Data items
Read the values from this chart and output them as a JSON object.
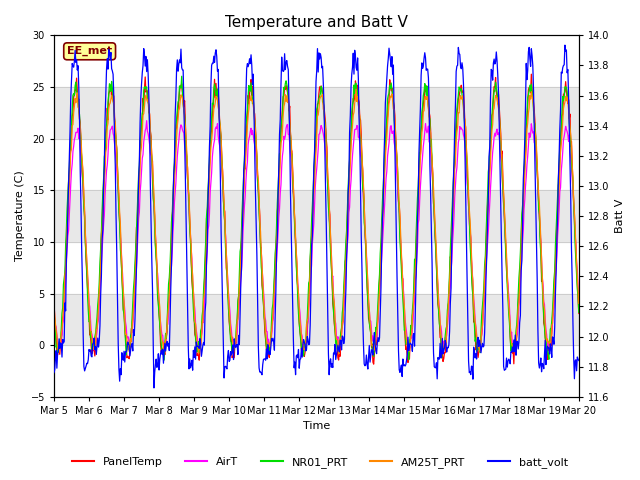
{
  "title": "Temperature and Batt V",
  "xlabel": "Time",
  "ylabel_left": "Temperature (C)",
  "ylabel_right": "Batt V",
  "ylim_left": [
    -5,
    30
  ],
  "ylim_right": [
    11.6,
    14.0
  ],
  "xtick_labels": [
    "Mar 5",
    "Mar 6",
    "Mar 7",
    "Mar 8",
    "Mar 9",
    "Mar 10",
    "Mar 11",
    "Mar 12",
    "Mar 13",
    "Mar 14",
    "Mar 15",
    "Mar 16",
    "Mar 17",
    "Mar 18",
    "Mar 19",
    "Mar 20"
  ],
  "yticks_left": [
    -5,
    0,
    5,
    10,
    15,
    20,
    25,
    30
  ],
  "yticks_right": [
    11.6,
    11.8,
    12.0,
    12.2,
    12.4,
    12.6,
    12.8,
    13.0,
    13.2,
    13.4,
    13.6,
    13.8,
    14.0
  ],
  "series_colors": {
    "PanelTemp": "#FF0000",
    "AirT": "#FF00FF",
    "NR01_PRT": "#00DD00",
    "AM25T_PRT": "#FF8800",
    "batt_volt": "#0000FF"
  },
  "legend_labels": [
    "PanelTemp",
    "AirT",
    "NR01_PRT",
    "AM25T_PRT",
    "batt_volt"
  ],
  "station_label": "EE_met",
  "background_color": "#ffffff",
  "grid_color": "#c8c8c8",
  "shaded_bands": [
    {
      "y_min": 0,
      "y_max": 5,
      "color": "#e8e8e8"
    },
    {
      "y_min": 10,
      "y_max": 15,
      "color": "#e8e8e8"
    },
    {
      "y_min": 20,
      "y_max": 25,
      "color": "#e8e8e8"
    }
  ],
  "title_fontsize": 11,
  "label_fontsize": 8,
  "tick_fontsize": 7,
  "legend_fontsize": 8,
  "linewidth": 0.9
}
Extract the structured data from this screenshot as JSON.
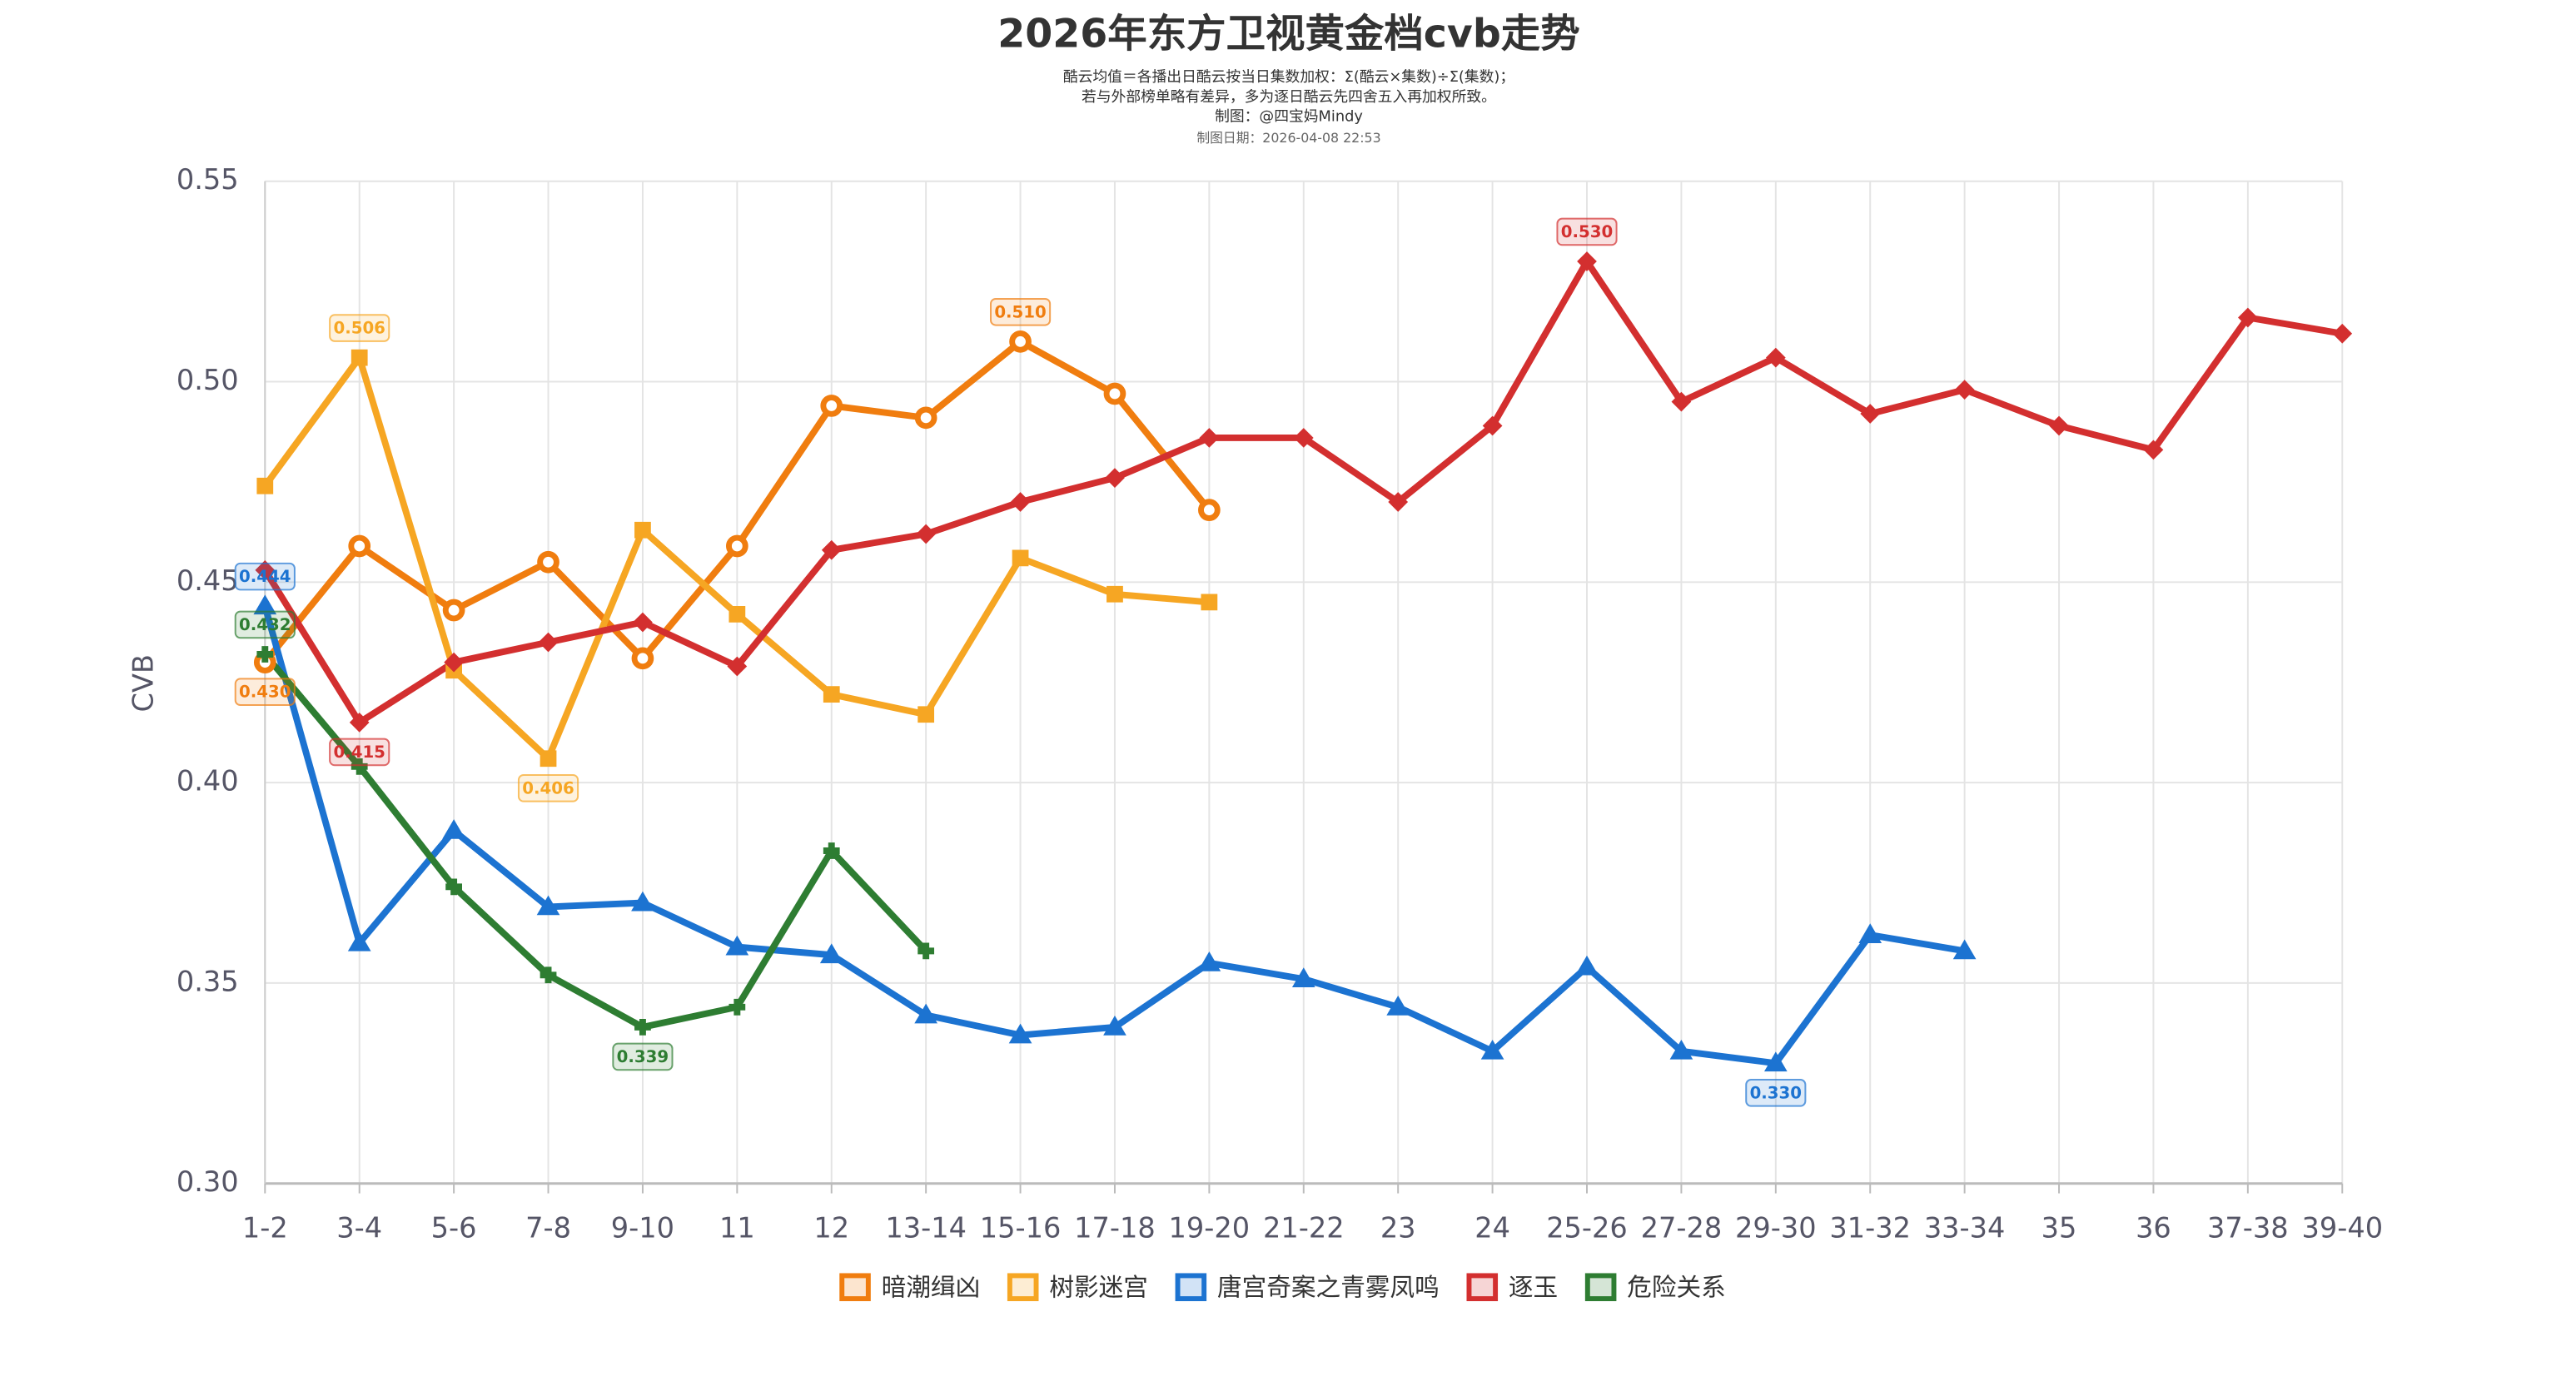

§ **Instruction**
Check each line of the records for the word "JSON" and extract those that contain it.

§ **Solution for this exercise**
Read the values from this chart and output them as a JSON object.
Extract the structured data from this screenshot as JSON.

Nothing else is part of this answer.